**Task brief**: Extract all of the entries and set them down verbatim.

◆ ◆ ◆ ◆

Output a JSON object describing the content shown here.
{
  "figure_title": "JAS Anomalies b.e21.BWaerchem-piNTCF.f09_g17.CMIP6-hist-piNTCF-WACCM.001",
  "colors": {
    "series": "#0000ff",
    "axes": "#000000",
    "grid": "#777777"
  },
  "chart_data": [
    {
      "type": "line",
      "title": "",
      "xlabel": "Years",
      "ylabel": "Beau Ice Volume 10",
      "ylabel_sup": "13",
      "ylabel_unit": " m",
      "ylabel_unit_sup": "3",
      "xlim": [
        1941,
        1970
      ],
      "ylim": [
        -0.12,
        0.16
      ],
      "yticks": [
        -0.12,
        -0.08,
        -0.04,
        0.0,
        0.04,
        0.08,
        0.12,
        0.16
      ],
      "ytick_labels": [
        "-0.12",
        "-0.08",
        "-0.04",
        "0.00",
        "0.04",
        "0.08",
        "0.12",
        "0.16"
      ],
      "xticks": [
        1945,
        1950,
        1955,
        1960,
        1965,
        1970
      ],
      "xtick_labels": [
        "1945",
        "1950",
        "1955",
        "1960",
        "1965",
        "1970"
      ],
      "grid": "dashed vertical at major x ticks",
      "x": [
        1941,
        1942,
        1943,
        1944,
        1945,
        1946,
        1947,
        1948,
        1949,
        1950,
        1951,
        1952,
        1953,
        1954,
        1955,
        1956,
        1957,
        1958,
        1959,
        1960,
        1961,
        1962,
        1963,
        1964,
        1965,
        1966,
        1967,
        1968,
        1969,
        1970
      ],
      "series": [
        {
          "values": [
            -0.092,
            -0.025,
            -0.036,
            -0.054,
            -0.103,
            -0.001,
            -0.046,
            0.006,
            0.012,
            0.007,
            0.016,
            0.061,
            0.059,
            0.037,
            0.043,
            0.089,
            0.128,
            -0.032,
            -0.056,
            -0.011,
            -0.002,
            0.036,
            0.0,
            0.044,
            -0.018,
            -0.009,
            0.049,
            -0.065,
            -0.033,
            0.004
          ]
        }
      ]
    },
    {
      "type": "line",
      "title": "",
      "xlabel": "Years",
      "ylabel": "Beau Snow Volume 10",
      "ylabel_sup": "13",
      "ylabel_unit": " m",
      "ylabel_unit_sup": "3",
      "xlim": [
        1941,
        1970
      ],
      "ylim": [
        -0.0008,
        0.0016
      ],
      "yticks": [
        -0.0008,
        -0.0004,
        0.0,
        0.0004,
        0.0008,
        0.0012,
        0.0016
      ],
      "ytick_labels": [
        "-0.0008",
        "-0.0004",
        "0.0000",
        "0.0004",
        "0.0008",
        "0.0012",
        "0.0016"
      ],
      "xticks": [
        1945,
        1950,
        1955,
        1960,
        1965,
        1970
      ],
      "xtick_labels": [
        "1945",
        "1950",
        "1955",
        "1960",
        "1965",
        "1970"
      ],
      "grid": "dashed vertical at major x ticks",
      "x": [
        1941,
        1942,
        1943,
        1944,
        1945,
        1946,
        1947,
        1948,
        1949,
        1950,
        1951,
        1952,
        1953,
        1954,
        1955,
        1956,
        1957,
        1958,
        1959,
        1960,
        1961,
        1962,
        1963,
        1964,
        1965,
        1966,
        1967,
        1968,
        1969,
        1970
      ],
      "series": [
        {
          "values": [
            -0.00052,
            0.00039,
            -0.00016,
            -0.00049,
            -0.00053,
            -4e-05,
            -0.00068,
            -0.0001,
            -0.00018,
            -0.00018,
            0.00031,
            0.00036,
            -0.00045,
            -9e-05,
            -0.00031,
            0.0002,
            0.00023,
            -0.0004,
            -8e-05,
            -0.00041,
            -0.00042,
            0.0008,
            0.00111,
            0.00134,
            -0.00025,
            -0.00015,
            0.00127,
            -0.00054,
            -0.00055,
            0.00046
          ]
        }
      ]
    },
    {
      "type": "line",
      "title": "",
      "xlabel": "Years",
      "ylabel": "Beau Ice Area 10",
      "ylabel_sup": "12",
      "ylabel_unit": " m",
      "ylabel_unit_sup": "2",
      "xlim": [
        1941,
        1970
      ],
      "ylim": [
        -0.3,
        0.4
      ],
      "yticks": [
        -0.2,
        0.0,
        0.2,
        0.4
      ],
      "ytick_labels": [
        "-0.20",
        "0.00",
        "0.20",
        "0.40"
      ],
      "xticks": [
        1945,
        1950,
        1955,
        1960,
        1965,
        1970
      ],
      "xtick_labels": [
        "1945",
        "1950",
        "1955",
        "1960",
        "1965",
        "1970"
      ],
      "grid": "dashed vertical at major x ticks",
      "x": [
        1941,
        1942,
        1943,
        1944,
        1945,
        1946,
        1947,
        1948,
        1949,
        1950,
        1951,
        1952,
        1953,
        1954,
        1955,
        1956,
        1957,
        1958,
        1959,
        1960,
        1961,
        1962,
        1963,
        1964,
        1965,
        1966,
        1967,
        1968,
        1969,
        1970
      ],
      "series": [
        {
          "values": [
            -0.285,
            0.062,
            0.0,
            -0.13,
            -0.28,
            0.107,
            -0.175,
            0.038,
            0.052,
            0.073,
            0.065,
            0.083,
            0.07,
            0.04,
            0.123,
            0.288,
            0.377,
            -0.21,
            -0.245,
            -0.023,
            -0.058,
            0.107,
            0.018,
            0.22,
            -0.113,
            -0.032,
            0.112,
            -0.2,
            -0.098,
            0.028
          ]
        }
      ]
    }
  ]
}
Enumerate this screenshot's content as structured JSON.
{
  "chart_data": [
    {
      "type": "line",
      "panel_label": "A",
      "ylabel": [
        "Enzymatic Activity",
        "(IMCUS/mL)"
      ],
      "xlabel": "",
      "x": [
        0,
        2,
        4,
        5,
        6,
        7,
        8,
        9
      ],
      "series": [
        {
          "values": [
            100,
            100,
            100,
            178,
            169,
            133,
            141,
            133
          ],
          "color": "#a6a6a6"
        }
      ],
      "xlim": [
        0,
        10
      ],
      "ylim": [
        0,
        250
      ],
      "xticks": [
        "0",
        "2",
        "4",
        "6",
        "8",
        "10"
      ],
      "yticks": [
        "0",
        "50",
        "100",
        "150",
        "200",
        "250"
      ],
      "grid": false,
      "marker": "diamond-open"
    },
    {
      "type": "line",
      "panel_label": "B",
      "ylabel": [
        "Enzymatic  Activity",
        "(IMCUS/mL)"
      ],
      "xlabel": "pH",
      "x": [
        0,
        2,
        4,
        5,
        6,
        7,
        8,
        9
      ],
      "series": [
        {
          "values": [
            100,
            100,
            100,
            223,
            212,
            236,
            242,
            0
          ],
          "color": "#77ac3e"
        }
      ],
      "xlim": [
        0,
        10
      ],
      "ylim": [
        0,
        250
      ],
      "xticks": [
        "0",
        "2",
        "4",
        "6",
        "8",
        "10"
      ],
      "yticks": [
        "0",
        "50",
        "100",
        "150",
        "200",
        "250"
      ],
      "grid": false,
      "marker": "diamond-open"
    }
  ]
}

◆ ◆ ◆ ◆

**Correct response**:
Output a JSON object describing the content shown here.
{
  "figure_title": "JAS Anomalies b.e21.BWaerchem-piNTCF.f09_g17.CMIP6-hist-piNTCF-WACCM.001",
  "colors": {
    "series": "#0000ff",
    "axes": "#000000",
    "grid": "#777777"
  },
  "chart_data": [
    {
      "type": "line",
      "title": "",
      "xlabel": "Years",
      "ylabel": "Beau Ice Volume 10",
      "ylabel_sup": "13",
      "ylabel_unit": " m",
      "ylabel_unit_sup": "3",
      "xlim": [
        1941,
        1970
      ],
      "ylim": [
        -0.12,
        0.16
      ],
      "yticks": [
        -0.12,
        -0.08,
        -0.04,
        0.0,
        0.04,
        0.08,
        0.12,
        0.16
      ],
      "ytick_labels": [
        "-0.12",
        "-0.08",
        "-0.04",
        "0.00",
        "0.04",
        "0.08",
        "0.12",
        "0.16"
      ],
      "xticks": [
        1945,
        1950,
        1955,
        1960,
        1965,
        1970
      ],
      "xtick_labels": [
        "1945",
        "1950",
        "1955",
        "1960",
        "1965",
        "1970"
      ],
      "grid": "dashed vertical at major x ticks",
      "x": [
        1941,
        1942,
        1943,
        1944,
        1945,
        1946,
        1947,
        1948,
        1949,
        1950,
        1951,
        1952,
        1953,
        1954,
        1955,
        1956,
        1957,
        1958,
        1959,
        1960,
        1961,
        1962,
        1963,
        1964,
        1965,
        1966,
        1967,
        1968,
        1969,
        1970
      ],
      "series": [
        {
          "values": [
            -0.092,
            -0.025,
            -0.036,
            -0.054,
            -0.103,
            -0.001,
            -0.046,
            0.006,
            0.012,
            0.007,
            0.016,
            0.061,
            0.059,
            0.037,
            0.043,
            0.089,
            0.128,
            -0.032,
            -0.056,
            -0.011,
            -0.002,
            0.036,
            0.0,
            0.044,
            -0.018,
            -0.009,
            0.049,
            -0.065,
            -0.033,
            0.004
          ]
        }
      ]
    },
    {
      "type": "line",
      "title": "",
      "xlabel": "Years",
      "ylabel": "Beau Snow Volume 10",
      "ylabel_sup": "13",
      "ylabel_unit": " m",
      "ylabel_unit_sup": "3",
      "xlim": [
        1941,
        1970
      ],
      "ylim": [
        -0.0008,
        0.0016
      ],
      "yticks": [
        -0.0008,
        -0.0004,
        0.0,
        0.0004,
        0.0008,
        0.0012,
        0.0016
      ],
      "ytick_labels": [
        "-0.0008",
        "-0.0004",
        "0.0000",
        "0.0004",
        "0.0008",
        "0.0012",
        "0.0016"
      ],
      "xticks": [
        1945,
        1950,
        1955,
        1960,
        1965,
        1970
      ],
      "xtick_labels": [
        "1945",
        "1950",
        "1955",
        "1960",
        "1965",
        "1970"
      ],
      "grid": "dashed vertical at major x ticks",
      "x": [
        1941,
        1942,
        1943,
        1944,
        1945,
        1946,
        1947,
        1948,
        1949,
        1950,
        1951,
        1952,
        1953,
        1954,
        1955,
        1956,
        1957,
        1958,
        1959,
        1960,
        1961,
        1962,
        1963,
        1964,
        1965,
        1966,
        1967,
        1968,
        1969,
        1970
      ],
      "series": [
        {
          "values": [
            -0.00052,
            0.00039,
            -0.00016,
            -0.00049,
            -0.00053,
            -4e-05,
            -0.00068,
            -0.0001,
            -0.00018,
            -0.00018,
            0.00031,
            0.00036,
            -0.00045,
            -9e-05,
            -0.00031,
            0.0002,
            0.00023,
            -0.0004,
            -8e-05,
            -0.00041,
            -0.00042,
            0.0008,
            0.00111,
            0.00134,
            -0.00025,
            -0.00015,
            0.00127,
            -0.00054,
            -0.00055,
            0.00046
          ]
        }
      ]
    },
    {
      "type": "line",
      "title": "",
      "xlabel": "Years",
      "ylabel": "Beau Ice Area 10",
      "ylabel_sup": "12",
      "ylabel_unit": " m",
      "ylabel_unit_sup": "2",
      "xlim": [
        1941,
        1970
      ],
      "ylim": [
        -0.3,
        0.4
      ],
      "yticks": [
        -0.2,
        0.0,
        0.2,
        0.4
      ],
      "ytick_labels": [
        "-0.20",
        "0.00",
        "0.20",
        "0.40"
      ],
      "xticks": [
        1945,
        1950,
        1955,
        1960,
        1965,
        1970
      ],
      "xtick_labels": [
        "1945",
        "1950",
        "1955",
        "1960",
        "1965",
        "1970"
      ],
      "grid": "dashed vertical at major x ticks",
      "x": [
        1941,
        1942,
        1943,
        1944,
        1945,
        1946,
        1947,
        1948,
        1949,
        1950,
        1951,
        1952,
        1953,
        1954,
        1955,
        1956,
        1957,
        1958,
        1959,
        1960,
        1961,
        1962,
        1963,
        1964,
        1965,
        1966,
        1967,
        1968,
        1969,
        1970
      ],
      "series": [
        {
          "values": [
            -0.285,
            0.062,
            0.0,
            -0.13,
            -0.28,
            0.107,
            -0.175,
            0.038,
            0.052,
            0.073,
            0.065,
            0.083,
            0.07,
            0.04,
            0.123,
            0.288,
            0.377,
            -0.21,
            -0.245,
            -0.023,
            -0.058,
            0.107,
            0.018,
            0.22,
            -0.113,
            -0.032,
            0.112,
            -0.2,
            -0.098,
            0.028
          ]
        }
      ]
    }
  ]
}
Enumerate this screenshot's content as structured JSON.
{
  "chart_data": [
    {
      "type": "line",
      "panel_label": "A",
      "ylabel": [
        "Enzymatic Activity",
        "(IMCUS/mL)"
      ],
      "xlabel": "",
      "x": [
        0,
        2,
        4,
        5,
        6,
        7,
        8,
        9
      ],
      "series": [
        {
          "values": [
            100,
            100,
            100,
            178,
            169,
            133,
            141,
            133
          ],
          "color": "#a6a6a6"
        }
      ],
      "xlim": [
        0,
        10
      ],
      "ylim": [
        0,
        250
      ],
      "xticks": [
        "0",
        "2",
        "4",
        "6",
        "8",
        "10"
      ],
      "yticks": [
        "0",
        "50",
        "100",
        "150",
        "200",
        "250"
      ],
      "grid": false,
      "marker": "diamond-open"
    },
    {
      "type": "line",
      "panel_label": "B",
      "ylabel": [
        "Enzymatic  Activity",
        "(IMCUS/mL)"
      ],
      "xlabel": "pH",
      "x": [
        0,
        2,
        4,
        5,
        6,
        7,
        8,
        9
      ],
      "series": [
        {
          "values": [
            100,
            100,
            100,
            223,
            212,
            236,
            242,
            0
          ],
          "color": "#77ac3e"
        }
      ],
      "xlim": [
        0,
        10
      ],
      "ylim": [
        0,
        250
      ],
      "xticks": [
        "0",
        "2",
        "4",
        "6",
        "8",
        "10"
      ],
      "yticks": [
        "0",
        "50",
        "100",
        "150",
        "200",
        "250"
      ],
      "grid": false,
      "marker": "diamond-open"
    }
  ]
}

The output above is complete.